** start Records supplied **
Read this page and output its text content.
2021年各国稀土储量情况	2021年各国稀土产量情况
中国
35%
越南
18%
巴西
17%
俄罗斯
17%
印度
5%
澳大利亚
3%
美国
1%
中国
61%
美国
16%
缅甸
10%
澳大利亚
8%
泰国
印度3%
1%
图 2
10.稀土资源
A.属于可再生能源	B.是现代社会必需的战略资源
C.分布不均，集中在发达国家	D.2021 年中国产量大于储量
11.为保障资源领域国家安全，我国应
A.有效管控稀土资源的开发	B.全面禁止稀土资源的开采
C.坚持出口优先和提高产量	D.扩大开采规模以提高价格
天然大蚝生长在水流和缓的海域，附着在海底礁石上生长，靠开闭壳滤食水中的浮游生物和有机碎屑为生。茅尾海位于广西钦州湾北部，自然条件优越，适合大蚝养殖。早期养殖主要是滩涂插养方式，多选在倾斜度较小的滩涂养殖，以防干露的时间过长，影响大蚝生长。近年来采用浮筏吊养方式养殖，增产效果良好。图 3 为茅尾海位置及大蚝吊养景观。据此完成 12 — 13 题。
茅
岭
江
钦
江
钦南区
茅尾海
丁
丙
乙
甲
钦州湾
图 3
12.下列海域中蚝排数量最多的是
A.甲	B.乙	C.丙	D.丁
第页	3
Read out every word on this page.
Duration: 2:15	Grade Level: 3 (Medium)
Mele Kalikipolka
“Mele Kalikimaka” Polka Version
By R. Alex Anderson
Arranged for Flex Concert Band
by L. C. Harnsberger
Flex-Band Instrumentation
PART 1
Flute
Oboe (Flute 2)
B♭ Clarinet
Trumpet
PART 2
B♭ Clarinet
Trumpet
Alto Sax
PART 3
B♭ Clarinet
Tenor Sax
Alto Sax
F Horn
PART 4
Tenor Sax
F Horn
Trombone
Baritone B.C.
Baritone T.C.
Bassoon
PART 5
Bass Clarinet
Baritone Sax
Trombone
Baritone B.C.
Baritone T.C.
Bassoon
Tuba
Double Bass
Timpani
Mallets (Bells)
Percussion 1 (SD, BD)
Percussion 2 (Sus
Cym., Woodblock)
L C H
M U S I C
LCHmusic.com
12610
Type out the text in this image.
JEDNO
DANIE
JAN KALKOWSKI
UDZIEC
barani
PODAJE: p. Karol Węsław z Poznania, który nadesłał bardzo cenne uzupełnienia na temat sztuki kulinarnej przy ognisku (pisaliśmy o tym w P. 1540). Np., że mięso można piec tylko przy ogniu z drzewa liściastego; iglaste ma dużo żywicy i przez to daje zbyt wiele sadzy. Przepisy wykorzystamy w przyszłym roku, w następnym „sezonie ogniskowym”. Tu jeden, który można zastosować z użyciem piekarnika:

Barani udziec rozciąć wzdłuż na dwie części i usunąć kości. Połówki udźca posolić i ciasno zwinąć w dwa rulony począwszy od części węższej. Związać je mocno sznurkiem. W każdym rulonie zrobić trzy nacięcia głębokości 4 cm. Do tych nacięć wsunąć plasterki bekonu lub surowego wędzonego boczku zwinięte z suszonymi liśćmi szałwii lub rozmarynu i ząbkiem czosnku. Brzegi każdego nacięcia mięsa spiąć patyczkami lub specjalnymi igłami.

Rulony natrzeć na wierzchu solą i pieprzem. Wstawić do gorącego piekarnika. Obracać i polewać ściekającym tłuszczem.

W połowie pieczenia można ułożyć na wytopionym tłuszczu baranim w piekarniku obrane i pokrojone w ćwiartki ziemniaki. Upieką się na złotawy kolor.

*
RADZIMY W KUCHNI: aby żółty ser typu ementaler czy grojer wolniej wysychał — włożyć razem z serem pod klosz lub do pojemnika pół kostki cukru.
** end Records supplied **
▶ What needs to be done:
Extract the data in full. Keep it word for word.

▶ Output below:
Read this page and output its text content.
2021年各国稀土储量情况	2021年各国稀土产量情况
中国
35%
越南
18%
巴西
17%
俄罗斯
17%
印度
5%
澳大利亚
3%
美国
1%
中国
61%
美国
16%
缅甸
10%
澳大利亚
8%
泰国
印度3%
1%
图 2
10.稀土资源
A.属于可再生能源	B.是现代社会必需的战略资源
C.分布不均，集中在发达国家	D.2021 年中国产量大于储量
11.为保障资源领域国家安全，我国应
A.有效管控稀土资源的开发	B.全面禁止稀土资源的开采
C.坚持出口优先和提高产量	D.扩大开采规模以提高价格
天然大蚝生长在水流和缓的海域，附着在海底礁石上生长，靠开闭壳滤食水中的浮游生物和有机碎屑为生。茅尾海位于广西钦州湾北部，自然条件优越，适合大蚝养殖。早期养殖主要是滩涂插养方式，多选在倾斜度较小的滩涂养殖，以防干露的时间过长，影响大蚝生长。近年来采用浮筏吊养方式养殖，增产效果良好。图 3 为茅尾海位置及大蚝吊养景观。据此完成 12 — 13 题。
茅
岭
江
钦
江
钦南区
茅尾海
丁
丙
乙
甲
钦州湾
图 3
12.下列海域中蚝排数量最多的是
A.甲	B.乙	C.丙	D.丁
第页	3
Read out every word on this page.
Duration: 2:15	Grade Level: 3 (Medium)
Mele Kalikipolka
“Mele Kalikimaka” Polka Version
By R. Alex Anderson
Arranged for Flex Concert Band
by L. C. Harnsberger
Flex-Band Instrumentation
PART 1
Flute
Oboe (Flute 2)
B♭ Clarinet
Trumpet
PART 2
B♭ Clarinet
Trumpet
Alto Sax
PART 3
B♭ Clarinet
Tenor Sax
Alto Sax
F Horn
PART 4
Tenor Sax
F Horn
Trombone
Baritone B.C.
Baritone T.C.
Bassoon
PART 5
Bass Clarinet
Baritone Sax
Trombone
Baritone B.C.
Baritone T.C.
Bassoon
Tuba
Double Bass
Timpani
Mallets (Bells)
Percussion 1 (SD, BD)
Percussion 2 (Sus
Cym., Woodblock)
L C H
M U S I C
LCHmusic.com
12610
Type out the text in this image.
JEDNO
DANIE
JAN KALKOWSKI
UDZIEC
barani
PODAJE: p. Karol Węsław z Poznania, który nadesłał bardzo cenne uzupełnienia na temat sztuki kulinarnej przy ognisku (pisaliśmy o tym w P. 1540). Np., że mięso można piec tylko przy ogniu z drzewa liściastego; iglaste ma dużo żywicy i przez to daje zbyt wiele sadzy. Przepisy wykorzystamy w przyszłym roku, w następnym „sezonie ogniskowym”. Tu jeden, który można zastosować z użyciem piekarnika:

Barani udziec rozciąć wzdłuż na dwie części i usunąć kości. Połówki udźca posolić i ciasno zwinąć w dwa rulony począwszy od części węższej. Związać je mocno sznurkiem. W każdym rulonie zrobić trzy nacięcia głębokości 4 cm. Do tych nacięć wsunąć plasterki bekonu lub surowego wędzonego boczku zwinięte z suszonymi liśćmi szałwii lub rozmarynu i ząbkiem czosnku. Brzegi każdego nacięcia mięsa spiąć patyczkami lub specjalnymi igłami.

Rulony natrzeć na wierzchu solą i pieprzem. Wstawić do gorącego piekarnika. Obracać i polewać ściekającym tłuszczem.

W połowie pieczenia można ułożyć na wytopionym tłuszczu baranim w piekarniku obrane i pokrojone w ćwiartki ziemniaki. Upieką się na złotawy kolor.

*
RADZIMY W KUCHNI: aby żółty ser typu ementaler czy grojer wolniej wysychał — włożyć razem z serem pod klosz lub do pojemnika pół kostki cukru.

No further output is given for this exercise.